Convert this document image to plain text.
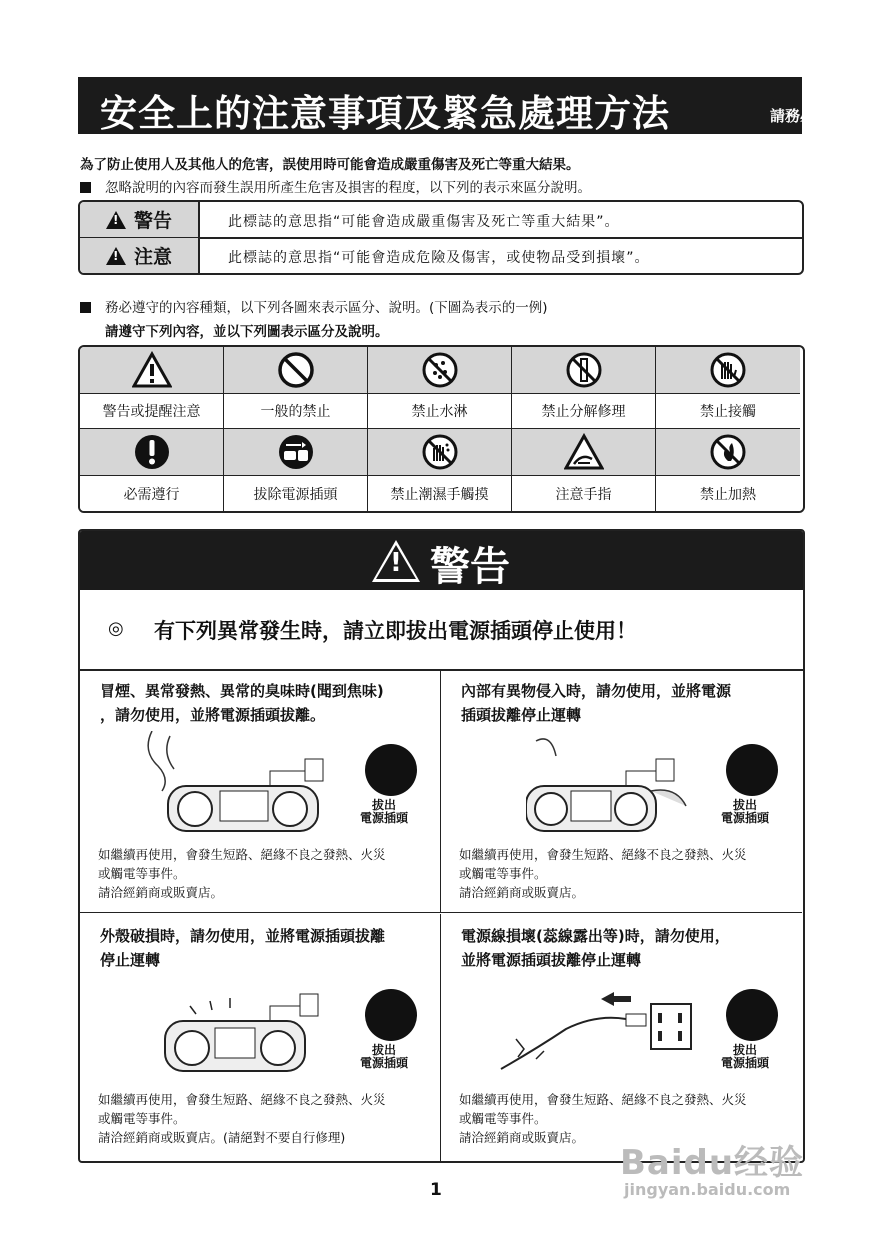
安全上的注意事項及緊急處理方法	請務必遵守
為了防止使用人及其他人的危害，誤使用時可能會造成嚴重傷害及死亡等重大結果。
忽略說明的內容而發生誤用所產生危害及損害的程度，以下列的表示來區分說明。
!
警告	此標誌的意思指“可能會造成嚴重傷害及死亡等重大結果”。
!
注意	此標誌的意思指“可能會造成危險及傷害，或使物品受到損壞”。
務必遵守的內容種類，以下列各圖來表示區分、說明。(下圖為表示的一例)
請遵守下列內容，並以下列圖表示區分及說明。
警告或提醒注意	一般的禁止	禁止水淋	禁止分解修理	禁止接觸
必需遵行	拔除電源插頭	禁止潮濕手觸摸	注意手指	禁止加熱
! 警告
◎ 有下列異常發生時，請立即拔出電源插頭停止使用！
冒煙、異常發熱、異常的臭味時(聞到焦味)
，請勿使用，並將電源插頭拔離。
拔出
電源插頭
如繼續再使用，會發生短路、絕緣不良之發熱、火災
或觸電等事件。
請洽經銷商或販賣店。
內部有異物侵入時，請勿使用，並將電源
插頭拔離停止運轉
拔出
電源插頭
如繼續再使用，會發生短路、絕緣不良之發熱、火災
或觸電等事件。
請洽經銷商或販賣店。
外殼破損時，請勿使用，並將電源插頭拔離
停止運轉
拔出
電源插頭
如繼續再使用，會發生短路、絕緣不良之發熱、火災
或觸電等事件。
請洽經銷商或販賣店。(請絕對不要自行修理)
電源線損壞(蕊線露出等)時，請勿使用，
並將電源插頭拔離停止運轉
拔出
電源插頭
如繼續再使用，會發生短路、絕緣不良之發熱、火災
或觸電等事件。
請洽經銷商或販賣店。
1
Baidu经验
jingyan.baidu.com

_ _ _ _ _

Copy every entry word for word, but omit the pictures.

Convert this document image to plain text.
安全上的注意事項及緊急處理方法	請務必遵守
為了防止使用人及其他人的危害，誤使用時可能會造成嚴重傷害及死亡等重大結果。
忽略說明的內容而發生誤用所產生危害及損害的程度，以下列的表示來區分說明。
!
警告	此標誌的意思指“可能會造成嚴重傷害及死亡等重大結果”。
!
注意	此標誌的意思指“可能會造成危險及傷害，或使物品受到損壞”。
務必遵守的內容種類，以下列各圖來表示區分、說明。(下圖為表示的一例)
請遵守下列內容，並以下列圖表示區分及說明。
警告或提醒注意	一般的禁止	禁止水淋	禁止分解修理	禁止接觸
必需遵行	拔除電源插頭	禁止潮濕手觸摸	注意手指	禁止加熱
! 警告
◎ 有下列異常發生時，請立即拔出電源插頭停止使用！
冒煙、異常發熱、異常的臭味時(聞到焦味)
，請勿使用，並將電源插頭拔離。
拔出
電源插頭
如繼續再使用，會發生短路、絕緣不良之發熱、火災
或觸電等事件。
請洽經銷商或販賣店。
內部有異物侵入時，請勿使用，並將電源
插頭拔離停止運轉
拔出
電源插頭
如繼續再使用，會發生短路、絕緣不良之發熱、火災
或觸電等事件。
請洽經銷商或販賣店。
外殼破損時，請勿使用，並將電源插頭拔離
停止運轉
拔出
電源插頭
如繼續再使用，會發生短路、絕緣不良之發熱、火災
或觸電等事件。
請洽經銷商或販賣店。(請絕對不要自行修理)
電源線損壞(蕊線露出等)時，請勿使用，
並將電源插頭拔離停止運轉
拔出
電源插頭
如繼續再使用，會發生短路、絕緣不良之發熱、火災
或觸電等事件。
請洽經銷商或販賣店。
1
Baidu经验
jingyan.baidu.com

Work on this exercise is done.